Aim of the task: Your task is to restate the data word for word.
─── Data
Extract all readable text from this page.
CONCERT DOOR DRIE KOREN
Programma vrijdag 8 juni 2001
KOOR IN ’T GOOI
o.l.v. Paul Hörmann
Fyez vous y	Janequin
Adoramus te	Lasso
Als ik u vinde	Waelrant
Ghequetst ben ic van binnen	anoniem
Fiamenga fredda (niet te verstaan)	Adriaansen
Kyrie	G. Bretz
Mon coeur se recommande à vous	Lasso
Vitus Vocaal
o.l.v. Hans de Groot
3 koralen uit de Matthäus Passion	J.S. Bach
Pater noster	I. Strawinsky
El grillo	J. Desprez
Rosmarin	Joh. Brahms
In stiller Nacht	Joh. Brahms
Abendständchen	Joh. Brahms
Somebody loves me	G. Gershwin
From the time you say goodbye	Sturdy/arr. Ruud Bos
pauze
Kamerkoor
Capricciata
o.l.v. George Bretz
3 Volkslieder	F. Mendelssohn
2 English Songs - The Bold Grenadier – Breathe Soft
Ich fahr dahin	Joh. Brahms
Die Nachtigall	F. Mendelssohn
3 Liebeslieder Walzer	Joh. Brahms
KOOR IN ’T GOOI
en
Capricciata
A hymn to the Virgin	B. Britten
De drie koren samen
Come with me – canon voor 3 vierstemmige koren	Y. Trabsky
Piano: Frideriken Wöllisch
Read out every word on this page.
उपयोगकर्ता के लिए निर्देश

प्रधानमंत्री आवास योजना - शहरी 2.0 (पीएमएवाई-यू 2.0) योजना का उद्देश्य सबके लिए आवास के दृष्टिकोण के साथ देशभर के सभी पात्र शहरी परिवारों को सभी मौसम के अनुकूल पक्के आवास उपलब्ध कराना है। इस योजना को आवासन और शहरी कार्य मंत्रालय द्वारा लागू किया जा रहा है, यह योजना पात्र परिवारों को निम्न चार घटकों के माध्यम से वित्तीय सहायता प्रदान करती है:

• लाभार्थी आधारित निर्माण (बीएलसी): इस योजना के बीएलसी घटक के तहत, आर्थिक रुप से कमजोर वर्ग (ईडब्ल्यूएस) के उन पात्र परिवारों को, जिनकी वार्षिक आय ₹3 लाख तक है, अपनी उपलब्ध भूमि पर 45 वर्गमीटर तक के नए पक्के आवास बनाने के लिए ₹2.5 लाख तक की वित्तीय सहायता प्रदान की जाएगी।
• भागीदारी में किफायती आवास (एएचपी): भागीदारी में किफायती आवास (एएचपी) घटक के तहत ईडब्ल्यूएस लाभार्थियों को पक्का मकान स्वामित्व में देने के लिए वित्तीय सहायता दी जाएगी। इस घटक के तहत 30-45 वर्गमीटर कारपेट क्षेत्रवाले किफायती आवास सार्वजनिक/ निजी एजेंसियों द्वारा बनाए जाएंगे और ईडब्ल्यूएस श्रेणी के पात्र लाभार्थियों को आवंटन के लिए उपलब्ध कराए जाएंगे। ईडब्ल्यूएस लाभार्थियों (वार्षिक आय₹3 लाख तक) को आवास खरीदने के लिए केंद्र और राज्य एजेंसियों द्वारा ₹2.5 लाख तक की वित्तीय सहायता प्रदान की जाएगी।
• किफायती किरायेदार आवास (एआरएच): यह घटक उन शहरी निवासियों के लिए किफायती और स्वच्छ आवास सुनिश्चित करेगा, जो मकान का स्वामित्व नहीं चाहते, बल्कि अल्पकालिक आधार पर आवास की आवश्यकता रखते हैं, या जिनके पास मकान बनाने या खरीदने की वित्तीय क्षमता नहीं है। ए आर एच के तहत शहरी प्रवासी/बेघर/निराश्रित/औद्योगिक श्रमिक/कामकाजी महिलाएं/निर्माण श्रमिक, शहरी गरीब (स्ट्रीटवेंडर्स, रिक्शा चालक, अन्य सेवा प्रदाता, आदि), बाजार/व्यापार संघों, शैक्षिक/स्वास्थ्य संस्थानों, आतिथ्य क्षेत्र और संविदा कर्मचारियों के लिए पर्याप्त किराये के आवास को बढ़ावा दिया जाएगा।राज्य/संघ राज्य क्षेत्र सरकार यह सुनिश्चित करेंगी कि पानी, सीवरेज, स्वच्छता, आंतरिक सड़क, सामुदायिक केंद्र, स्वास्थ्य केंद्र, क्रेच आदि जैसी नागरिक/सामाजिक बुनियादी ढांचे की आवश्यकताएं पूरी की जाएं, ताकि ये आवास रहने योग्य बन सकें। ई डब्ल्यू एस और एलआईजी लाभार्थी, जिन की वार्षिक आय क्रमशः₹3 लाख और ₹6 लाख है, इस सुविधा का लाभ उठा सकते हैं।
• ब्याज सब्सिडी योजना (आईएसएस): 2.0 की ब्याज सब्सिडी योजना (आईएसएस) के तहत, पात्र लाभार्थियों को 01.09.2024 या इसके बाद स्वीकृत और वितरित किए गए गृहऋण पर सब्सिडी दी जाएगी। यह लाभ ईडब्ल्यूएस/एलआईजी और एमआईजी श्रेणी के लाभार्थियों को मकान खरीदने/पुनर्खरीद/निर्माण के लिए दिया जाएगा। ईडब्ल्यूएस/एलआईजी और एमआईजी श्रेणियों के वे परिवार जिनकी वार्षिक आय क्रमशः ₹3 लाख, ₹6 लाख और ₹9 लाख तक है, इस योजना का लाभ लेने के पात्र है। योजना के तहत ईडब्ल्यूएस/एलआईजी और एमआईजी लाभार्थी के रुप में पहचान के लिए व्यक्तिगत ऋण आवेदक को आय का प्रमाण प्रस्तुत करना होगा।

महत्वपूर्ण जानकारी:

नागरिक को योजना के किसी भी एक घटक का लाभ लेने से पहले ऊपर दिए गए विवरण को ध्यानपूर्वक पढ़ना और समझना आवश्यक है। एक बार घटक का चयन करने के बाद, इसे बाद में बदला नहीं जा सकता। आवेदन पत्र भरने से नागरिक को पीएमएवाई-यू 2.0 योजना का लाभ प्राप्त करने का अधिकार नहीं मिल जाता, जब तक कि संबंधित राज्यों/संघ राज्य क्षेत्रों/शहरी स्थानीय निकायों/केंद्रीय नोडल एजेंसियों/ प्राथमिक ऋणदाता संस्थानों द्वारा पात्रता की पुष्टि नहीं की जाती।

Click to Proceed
──────
Exercise answer:
Extract all readable text from this page.
CONCERT DOOR DRIE KOREN
Programma vrijdag 8 juni 2001
KOOR IN ’T GOOI
o.l.v. Paul Hörmann
Fyez vous y	Janequin
Adoramus te	Lasso
Als ik u vinde	Waelrant
Ghequetst ben ic van binnen	anoniem
Fiamenga fredda (niet te verstaan)	Adriaansen
Kyrie	G. Bretz
Mon coeur se recommande à vous	Lasso
Vitus Vocaal
o.l.v. Hans de Groot
3 koralen uit de Matthäus Passion	J.S. Bach
Pater noster	I. Strawinsky
El grillo	J. Desprez
Rosmarin	Joh. Brahms
In stiller Nacht	Joh. Brahms
Abendständchen	Joh. Brahms
Somebody loves me	G. Gershwin
From the time you say goodbye	Sturdy/arr. Ruud Bos
pauze
Kamerkoor
Capricciata
o.l.v. George Bretz
3 Volkslieder	F. Mendelssohn
2 English Songs - The Bold Grenadier – Breathe Soft
Ich fahr dahin	Joh. Brahms
Die Nachtigall	F. Mendelssohn
3 Liebeslieder Walzer	Joh. Brahms
KOOR IN ’T GOOI
en
Capricciata
A hymn to the Virgin	B. Britten
De drie koren samen
Come with me – canon voor 3 vierstemmige koren	Y. Trabsky
Piano: Frideriken Wöllisch
Read out every word on this page.
उपयोगकर्ता के लिए निर्देश

प्रधानमंत्री आवास योजना - शहरी 2.0 (पीएमएवाई-यू 2.0) योजना का उद्देश्य सबके लिए आवास के दृष्टिकोण के साथ देशभर के सभी पात्र शहरी परिवारों को सभी मौसम के अनुकूल पक्के आवास उपलब्ध कराना है। इस योजना को आवासन और शहरी कार्य मंत्रालय द्वारा लागू किया जा रहा है, यह योजना पात्र परिवारों को निम्न चार घटकों के माध्यम से वित्तीय सहायता प्रदान करती है:

• लाभार्थी आधारित निर्माण (बीएलसी): इस योजना के बीएलसी घटक के तहत, आर्थिक रुप से कमजोर वर्ग (ईडब्ल्यूएस) के उन पात्र परिवारों को, जिनकी वार्षिक आय ₹3 लाख तक है, अपनी उपलब्ध भूमि पर 45 वर्गमीटर तक के नए पक्के आवास बनाने के लिए ₹2.5 लाख तक की वित्तीय सहायता प्रदान की जाएगी।
• भागीदारी में किफायती आवास (एएचपी): भागीदारी में किफायती आवास (एएचपी) घटक के तहत ईडब्ल्यूएस लाभार्थियों को पक्का मकान स्वामित्व में देने के लिए वित्तीय सहायता दी जाएगी। इस घटक के तहत 30-45 वर्गमीटर कारपेट क्षेत्रवाले किफायती आवास सार्वजनिक/ निजी एजेंसियों द्वारा बनाए जाएंगे और ईडब्ल्यूएस श्रेणी के पात्र लाभार्थियों को आवंटन के लिए उपलब्ध कराए जाएंगे। ईडब्ल्यूएस लाभार्थियों (वार्षिक आय₹3 लाख तक) को आवास खरीदने के लिए केंद्र और राज्य एजेंसियों द्वारा ₹2.5 लाख तक की वित्तीय सहायता प्रदान की जाएगी।
• किफायती किरायेदार आवास (एआरएच): यह घटक उन शहरी निवासियों के लिए किफायती और स्वच्छ आवास सुनिश्चित करेगा, जो मकान का स्वामित्व नहीं चाहते, बल्कि अल्पकालिक आधार पर आवास की आवश्यकता रखते हैं, या जिनके पास मकान बनाने या खरीदने की वित्तीय क्षमता नहीं है। ए आर एच के तहत शहरी प्रवासी/बेघर/निराश्रित/औद्योगिक श्रमिक/कामकाजी महिलाएं/निर्माण श्रमिक, शहरी गरीब (स्ट्रीटवेंडर्स, रिक्शा चालक, अन्य सेवा प्रदाता, आदि), बाजार/व्यापार संघों, शैक्षिक/स्वास्थ्य संस्थानों, आतिथ्य क्षेत्र और संविदा कर्मचारियों के लिए पर्याप्त किराये के आवास को बढ़ावा दिया जाएगा।राज्य/संघ राज्य क्षेत्र सरकार यह सुनिश्चित करेंगी कि पानी, सीवरेज, स्वच्छता, आंतरिक सड़क, सामुदायिक केंद्र, स्वास्थ्य केंद्र, क्रेच आदि जैसी नागरिक/सामाजिक बुनियादी ढांचे की आवश्यकताएं पूरी की जाएं, ताकि ये आवास रहने योग्य बन सकें। ई डब्ल्यू एस और एलआईजी लाभार्थी, जिन की वार्षिक आय क्रमशः₹3 लाख और ₹6 लाख है, इस सुविधा का लाभ उठा सकते हैं।
• ब्याज सब्सिडी योजना (आईएसएस): 2.0 की ब्याज सब्सिडी योजना (आईएसएस) के तहत, पात्र लाभार्थियों को 01.09.2024 या इसके बाद स्वीकृत और वितरित किए गए गृहऋण पर सब्सिडी दी जाएगी। यह लाभ ईडब्ल्यूएस/एलआईजी और एमआईजी श्रेणी के लाभार्थियों को मकान खरीदने/पुनर्खरीद/निर्माण के लिए दिया जाएगा। ईडब्ल्यूएस/एलआईजी और एमआईजी श्रेणियों के वे परिवार जिनकी वार्षिक आय क्रमशः ₹3 लाख, ₹6 लाख और ₹9 लाख तक है, इस योजना का लाभ लेने के पात्र है। योजना के तहत ईडब्ल्यूएस/एलआईजी और एमआईजी लाभार्थी के रुप में पहचान के लिए व्यक्तिगत ऋण आवेदक को आय का प्रमाण प्रस्तुत करना होगा।

महत्वपूर्ण जानकारी:

नागरिक को योजना के किसी भी एक घटक का लाभ लेने से पहले ऊपर दिए गए विवरण को ध्यानपूर्वक पढ़ना और समझना आवश्यक है। एक बार घटक का चयन करने के बाद, इसे बाद में बदला नहीं जा सकता। आवेदन पत्र भरने से नागरिक को पीएमएवाई-यू 2.0 योजना का लाभ प्राप्त करने का अधिकार नहीं मिल जाता, जब तक कि संबंधित राज्यों/संघ राज्य क्षेत्रों/शहरी स्थानीय निकायों/केंद्रीय नोडल एजेंसियों/ प्राथमिक ऋणदाता संस्थानों द्वारा पात्रता की पुष्टि नहीं की जाती।

Click to Proceed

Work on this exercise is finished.